:: TEXTO DE REFERENCIA ::
___

Aquella madre sacrificada portaba una sencilla y profunda espiritualidad. No faltaba su misa diaria, ni su rosario ni, incluso, el rezo del breviario mientras conservó la vista. Esto lo he contado alguna otra vez: había ocasiones en las que mi padre tenía alguna actuación lejos de nuestro hogar, a muchos kilómetros de distancia. Podía llegar a casa a las cuatro o las cinco de la madrugada. Allí estaba su esposa cosiendo, bordando o terminando cualquier otra tarea. No se iban a descansar hasta que no rezaban su rosario –y eso que mi padre debía estar en el trabajo a las 8 de la mañana y a la misma hora mi madre nos preparaba el desayuno y el bocadillo para el colegio–. Creo que en su vida matrimonial no faltó el rezo del rosario un solo día. Que mi padre falleciera un 13 de mayo, nuestra Señora de Fátima, lo consideramos como una predilección de santa María hacia un hijo fiel.

___

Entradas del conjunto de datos
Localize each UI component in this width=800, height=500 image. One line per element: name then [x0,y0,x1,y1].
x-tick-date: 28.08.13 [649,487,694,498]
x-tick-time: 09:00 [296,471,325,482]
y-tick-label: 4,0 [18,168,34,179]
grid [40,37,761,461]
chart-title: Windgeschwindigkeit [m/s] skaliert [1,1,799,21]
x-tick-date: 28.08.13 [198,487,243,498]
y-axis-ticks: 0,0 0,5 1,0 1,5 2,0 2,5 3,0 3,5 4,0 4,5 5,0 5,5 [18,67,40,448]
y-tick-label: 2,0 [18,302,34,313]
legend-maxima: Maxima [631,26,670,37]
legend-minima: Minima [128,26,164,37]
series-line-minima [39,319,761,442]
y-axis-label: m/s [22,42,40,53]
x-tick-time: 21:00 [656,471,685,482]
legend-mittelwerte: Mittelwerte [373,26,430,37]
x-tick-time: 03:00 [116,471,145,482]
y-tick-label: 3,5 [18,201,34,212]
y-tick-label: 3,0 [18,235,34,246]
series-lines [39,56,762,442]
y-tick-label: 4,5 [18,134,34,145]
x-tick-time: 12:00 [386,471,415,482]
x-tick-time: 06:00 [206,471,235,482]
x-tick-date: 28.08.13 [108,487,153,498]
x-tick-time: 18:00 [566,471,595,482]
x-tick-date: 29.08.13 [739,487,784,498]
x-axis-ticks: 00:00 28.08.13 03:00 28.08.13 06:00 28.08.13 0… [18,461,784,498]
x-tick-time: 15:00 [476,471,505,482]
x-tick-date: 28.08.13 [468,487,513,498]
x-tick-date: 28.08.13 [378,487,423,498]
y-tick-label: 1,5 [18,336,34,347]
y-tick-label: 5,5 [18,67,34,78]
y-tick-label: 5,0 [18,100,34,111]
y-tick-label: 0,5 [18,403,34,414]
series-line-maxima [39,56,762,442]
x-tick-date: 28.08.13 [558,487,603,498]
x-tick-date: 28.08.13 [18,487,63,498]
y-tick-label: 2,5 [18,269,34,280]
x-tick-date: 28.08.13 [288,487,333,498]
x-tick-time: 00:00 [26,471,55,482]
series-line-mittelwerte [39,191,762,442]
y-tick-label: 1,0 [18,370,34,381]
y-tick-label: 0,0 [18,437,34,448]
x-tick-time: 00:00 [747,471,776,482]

___

:: QUÉ HACER ::
- A) Reproduce del texto sobre la madre el pasaje comprendido entre "Aquella madre sacrificada" y "un hijo fiel.", ambos incluidos.
- B) Según el texto sobre la madre, ¿a qué hora debía estar el padre en el trabajo?

:: SOLUCIONES DEL EJERCICIO ::
- A)
Aquella madre sacrificada portaba una sencilla y profunda espiritualidad. No faltaba su misa diaria, ni su rosario ni, incluso, el rezo del breviario mientras conservó la vista. Esto lo he contado alguna otra vez: había ocasiones en las que mi padre tenía alguna actuación lejos de nuestro hogar, a muchos kilómetros de distancia. Podía llegar a casa a las cuatro o las cinco de la madrugada. Allí estaba su esposa cosiendo, bordando o terminando cualquier otra tarea. No se iban a descansar hasta que no rezaban su rosario –y eso que mi padre debía estar en el trabajo a las 8 de la mañana y a la misma hora mi madre nos preparaba el desayuno y el bocadillo para el colegio–. Creo que en su vida matrimonial no faltó el rezo del rosario un solo día. Que mi padre falleciera un 13 de mayo, nuestra Señora de Fátima, lo consideramos como una predilección de santa María hacia un hijo fiel.

- B) A las 8 de la mañana.